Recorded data
──────────────────────────────

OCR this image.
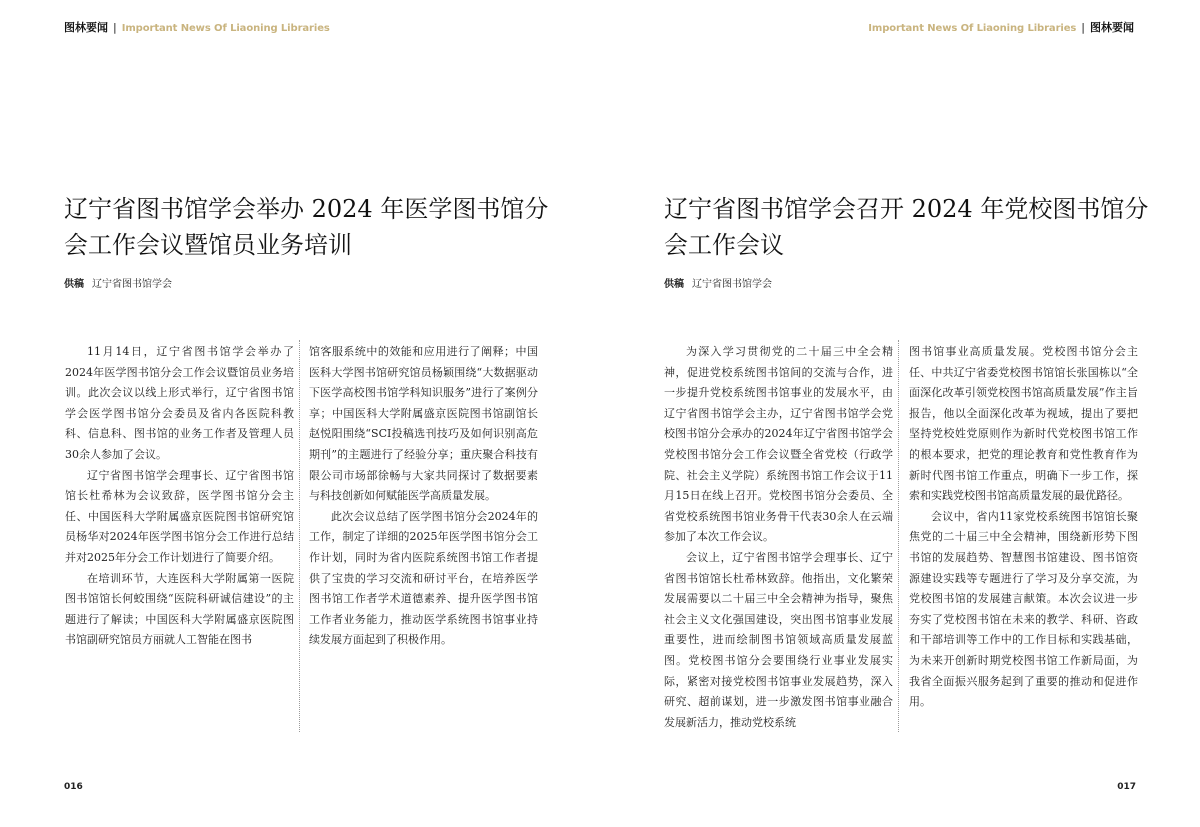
图林要闻 | Important News Of Liaoning Libraries
辽宁省图书馆学会举办 2024 年医学图书馆分会工作会议暨馆员业务培训
供稿 辽宁省图书馆学会

11月14日，辽宁省图书馆学会举办了2024年医学图书馆分会工作会议暨馆员业务培训。此次会议以线上形式举行，辽宁省图书馆学会医学图书馆分会委员及省内各医院科教科、信息科、图书馆的业务工作者及管理人员30余人参加了会议。

辽宁省图书馆学会理事长、辽宁省图书馆馆长杜希林为会议致辞，医学图书馆分会主任、中国医科大学附属盛京医院图书馆研究馆员杨华对2024年医学图书馆分会工作进行总结并对2025年分会工作计划进行了简要介绍。

在培训环节，大连医科大学附属第一医院图书馆馆长何蛟围绕“医院科研诚信建设”的主题进行了解读；中国医科大学附属盛京医院图书馆副研究馆员方丽就人工智能在图书

馆客服系统中的效能和应用进行了阐释；中国医科大学图书馆研究馆员杨颖围绕“大数据驱动下医学高校图书馆学科知识服务”进行了案例分享；中国医科大学附属盛京医院图书馆副馆长赵悦阳围绕“SCI投稿选刊技巧及如何识别高危期刊”的主题进行了经验分享；重庆聚合科技有限公司市场部徐畅与大家共同探讨了数据要素与科技创新如何赋能医学高质量发展。

此次会议总结了医学图书馆分会2024年的工作，制定了详细的2025年医学图书馆分会工作计划，同时为省内医院系统图书馆工作者提供了宝贵的学习交流和研讨平台，在培养医学图书馆工作者学术道德素养、提升医学图书馆工作者业务能力，推动医学系统图书馆事业持续发展方面起到了积极作用。

016
Important News Of Liaoning Libraries | 图林要闻
辽宁省图书馆学会召开 2024 年党校图书馆分会工作会议
供稿 辽宁省图书馆学会

为深入学习贯彻党的二十届三中全会精神，促进党校系统图书馆间的交流与合作，进一步提升党校系统图书馆事业的发展水平，由辽宁省图书馆学会主办，辽宁省图书馆学会党校图书馆分会承办的2024年辽宁省图书馆学会党校图书馆分会工作会议暨全省党校（行政学院、社会主义学院）系统图书馆工作会议于11月15日在线上召开。党校图书馆分会委员、全省党校系统图书馆业务骨干代表30余人在云端参加了本次工作会议。

会议上，辽宁省图书馆学会理事长、辽宁省图书馆馆长杜希林致辞。他指出，文化繁荣发展需要以二十届三中全会精神为指导，聚焦社会主义文化强国建设，突出图书馆事业发展重要性，进而绘制图书馆领域高质量发展蓝图。党校图书馆分会要围绕行业事业发展实际，紧密对接党校图书馆事业发展趋势，深入研究、超前谋划，进一步激发图书馆事业融合发展新活力，推动党校系统

图书馆事业高质量发展。党校图书馆分会主任、中共辽宁省委党校图书馆馆长张国栋以“全面深化改革引领党校图书馆高质量发展”作主旨报告，他以全面深化改革为视域，提出了要把坚持党校姓党原则作为新时代党校图书馆工作的根本要求，把党的理论教育和党性教育作为新时代图书馆工作重点，明确下一步工作，探索和实践党校图书馆高质量发展的最优路径。

会议中，省内11家党校系统图书馆馆长聚焦党的二十届三中全会精神，围绕新形势下图书馆的发展趋势、智慧图书馆建设、图书馆资源建设实践等专题进行了学习及分享交流，为党校图书馆的发展建言献策。本次会议进一步夯实了党校图书馆在未来的教学、科研、咨政和干部培训等工作中的工作目标和实践基础，为未来开创新时期党校图书馆工作新局面，为我省全面振兴服务起到了重要的推动和促进作用。

017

──────────────────────────────

### GIVEN EXERCISE
Copy the records above exactly, leaving out every picture.

### RIGHT ANSWER
OCR this image.
图林要闻 | Important News Of Liaoning Libraries
辽宁省图书馆学会举办 2024 年医学图书馆分会工作会议暨馆员业务培训
供稿 辽宁省图书馆学会

11月14日，辽宁省图书馆学会举办了2024年医学图书馆分会工作会议暨馆员业务培训。此次会议以线上形式举行，辽宁省图书馆学会医学图书馆分会委员及省内各医院科教科、信息科、图书馆的业务工作者及管理人员30余人参加了会议。

辽宁省图书馆学会理事长、辽宁省图书馆馆长杜希林为会议致辞，医学图书馆分会主任、中国医科大学附属盛京医院图书馆研究馆员杨华对2024年医学图书馆分会工作进行总结并对2025年分会工作计划进行了简要介绍。

在培训环节，大连医科大学附属第一医院图书馆馆长何蛟围绕“医院科研诚信建设”的主题进行了解读；中国医科大学附属盛京医院图书馆副研究馆员方丽就人工智能在图书

馆客服系统中的效能和应用进行了阐释；中国医科大学图书馆研究馆员杨颖围绕“大数据驱动下医学高校图书馆学科知识服务”进行了案例分享；中国医科大学附属盛京医院图书馆副馆长赵悦阳围绕“SCI投稿选刊技巧及如何识别高危期刊”的主题进行了经验分享；重庆聚合科技有限公司市场部徐畅与大家共同探讨了数据要素与科技创新如何赋能医学高质量发展。

此次会议总结了医学图书馆分会2024年的工作，制定了详细的2025年医学图书馆分会工作计划，同时为省内医院系统图书馆工作者提供了宝贵的学习交流和研讨平台，在培养医学图书馆工作者学术道德素养、提升医学图书馆工作者业务能力，推动医学系统图书馆事业持续发展方面起到了积极作用。

016
Important News Of Liaoning Libraries | 图林要闻
辽宁省图书馆学会召开 2024 年党校图书馆分会工作会议
供稿 辽宁省图书馆学会

为深入学习贯彻党的二十届三中全会精神，促进党校系统图书馆间的交流与合作，进一步提升党校系统图书馆事业的发展水平，由辽宁省图书馆学会主办，辽宁省图书馆学会党校图书馆分会承办的2024年辽宁省图书馆学会党校图书馆分会工作会议暨全省党校（行政学院、社会主义学院）系统图书馆工作会议于11月15日在线上召开。党校图书馆分会委员、全省党校系统图书馆业务骨干代表30余人在云端参加了本次工作会议。

会议上，辽宁省图书馆学会理事长、辽宁省图书馆馆长杜希林致辞。他指出，文化繁荣发展需要以二十届三中全会精神为指导，聚焦社会主义文化强国建设，突出图书馆事业发展重要性，进而绘制图书馆领域高质量发展蓝图。党校图书馆分会要围绕行业事业发展实际，紧密对接党校图书馆事业发展趋势，深入研究、超前谋划，进一步激发图书馆事业融合发展新活力，推动党校系统

图书馆事业高质量发展。党校图书馆分会主任、中共辽宁省委党校图书馆馆长张国栋以“全面深化改革引领党校图书馆高质量发展”作主旨报告，他以全面深化改革为视域，提出了要把坚持党校姓党原则作为新时代党校图书馆工作的根本要求，把党的理论教育和党性教育作为新时代图书馆工作重点，明确下一步工作，探索和实践党校图书馆高质量发展的最优路径。

会议中，省内11家党校系统图书馆馆长聚焦党的二十届三中全会精神，围绕新形势下图书馆的发展趋势、智慧图书馆建设、图书馆资源建设实践等专题进行了学习及分享交流，为党校图书馆的发展建言献策。本次会议进一步夯实了党校图书馆在未来的教学、科研、咨政和干部培训等工作中的工作目标和实践基础，为未来开创新时期党校图书馆工作新局面，为我省全面振兴服务起到了重要的推动和促进作用。

017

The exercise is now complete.